-- Start of EXTRACTED ENTRIES --

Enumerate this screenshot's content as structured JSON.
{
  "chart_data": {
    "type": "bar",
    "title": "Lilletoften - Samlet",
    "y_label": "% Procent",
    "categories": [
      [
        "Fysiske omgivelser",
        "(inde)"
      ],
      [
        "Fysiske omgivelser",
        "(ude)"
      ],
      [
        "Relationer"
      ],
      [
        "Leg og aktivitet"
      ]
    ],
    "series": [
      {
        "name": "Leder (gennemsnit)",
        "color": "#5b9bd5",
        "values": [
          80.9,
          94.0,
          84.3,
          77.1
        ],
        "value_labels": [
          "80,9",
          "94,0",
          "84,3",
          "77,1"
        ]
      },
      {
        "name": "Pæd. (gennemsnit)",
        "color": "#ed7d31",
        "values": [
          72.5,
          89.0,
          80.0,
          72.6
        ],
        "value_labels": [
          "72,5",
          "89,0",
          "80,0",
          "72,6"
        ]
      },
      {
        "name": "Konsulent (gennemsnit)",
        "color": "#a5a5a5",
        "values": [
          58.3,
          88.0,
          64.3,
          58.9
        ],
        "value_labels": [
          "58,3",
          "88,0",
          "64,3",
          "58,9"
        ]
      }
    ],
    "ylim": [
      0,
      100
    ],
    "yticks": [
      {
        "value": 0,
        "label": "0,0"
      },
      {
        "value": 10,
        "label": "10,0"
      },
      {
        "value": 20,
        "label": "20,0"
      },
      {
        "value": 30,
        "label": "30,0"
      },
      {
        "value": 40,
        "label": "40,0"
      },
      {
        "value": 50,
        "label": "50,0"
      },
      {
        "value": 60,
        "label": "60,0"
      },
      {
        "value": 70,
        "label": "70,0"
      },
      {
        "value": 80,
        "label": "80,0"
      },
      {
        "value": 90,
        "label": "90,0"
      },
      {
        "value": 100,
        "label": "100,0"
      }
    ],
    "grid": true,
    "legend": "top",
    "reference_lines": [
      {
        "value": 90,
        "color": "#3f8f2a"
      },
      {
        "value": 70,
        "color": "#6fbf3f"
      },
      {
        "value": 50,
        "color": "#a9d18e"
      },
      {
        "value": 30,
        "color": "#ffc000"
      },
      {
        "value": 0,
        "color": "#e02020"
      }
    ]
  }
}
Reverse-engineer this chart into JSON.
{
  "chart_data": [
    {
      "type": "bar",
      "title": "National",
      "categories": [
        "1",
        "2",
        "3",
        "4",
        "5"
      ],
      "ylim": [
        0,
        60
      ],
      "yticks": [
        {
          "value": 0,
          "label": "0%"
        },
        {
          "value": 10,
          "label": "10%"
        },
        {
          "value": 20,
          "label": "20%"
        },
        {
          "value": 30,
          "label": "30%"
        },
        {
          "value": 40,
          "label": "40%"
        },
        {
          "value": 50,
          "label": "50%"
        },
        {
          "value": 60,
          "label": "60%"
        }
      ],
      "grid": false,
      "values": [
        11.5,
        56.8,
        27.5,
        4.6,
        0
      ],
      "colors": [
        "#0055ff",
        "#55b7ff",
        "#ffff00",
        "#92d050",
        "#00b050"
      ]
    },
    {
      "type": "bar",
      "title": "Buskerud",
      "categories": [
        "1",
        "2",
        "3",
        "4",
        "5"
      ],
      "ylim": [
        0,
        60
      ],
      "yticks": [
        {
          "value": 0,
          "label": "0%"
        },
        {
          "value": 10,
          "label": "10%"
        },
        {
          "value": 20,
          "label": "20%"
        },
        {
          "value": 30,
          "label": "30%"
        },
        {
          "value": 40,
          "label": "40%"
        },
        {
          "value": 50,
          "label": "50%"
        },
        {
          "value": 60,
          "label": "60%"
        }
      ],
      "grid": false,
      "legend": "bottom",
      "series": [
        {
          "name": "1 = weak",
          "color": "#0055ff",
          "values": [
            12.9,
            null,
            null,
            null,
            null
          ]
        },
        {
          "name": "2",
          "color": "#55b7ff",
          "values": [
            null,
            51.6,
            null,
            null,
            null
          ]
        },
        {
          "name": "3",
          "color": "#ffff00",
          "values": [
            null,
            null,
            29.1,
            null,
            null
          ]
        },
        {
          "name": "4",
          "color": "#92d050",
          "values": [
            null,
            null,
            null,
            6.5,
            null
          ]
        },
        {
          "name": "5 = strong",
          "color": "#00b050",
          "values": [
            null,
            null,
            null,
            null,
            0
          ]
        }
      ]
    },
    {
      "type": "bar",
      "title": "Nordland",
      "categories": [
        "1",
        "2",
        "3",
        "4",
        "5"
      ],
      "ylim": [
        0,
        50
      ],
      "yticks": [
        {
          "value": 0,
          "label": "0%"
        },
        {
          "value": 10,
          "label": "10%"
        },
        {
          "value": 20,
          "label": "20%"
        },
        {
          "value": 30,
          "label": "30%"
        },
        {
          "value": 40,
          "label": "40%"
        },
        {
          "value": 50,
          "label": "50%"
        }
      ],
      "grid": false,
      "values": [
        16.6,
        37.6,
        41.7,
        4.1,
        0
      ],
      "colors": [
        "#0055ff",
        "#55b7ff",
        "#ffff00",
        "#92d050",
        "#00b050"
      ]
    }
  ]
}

-- End of EXTRACTED ENTRIES --

__STATED EXERCISE__. Using the records above, pull out each line where the word "JSON" occurs.

__RESULT FOR THIS EXERCISE__.
Enumerate this screenshot's content as structured JSON.
Reverse-engineer this chart into JSON.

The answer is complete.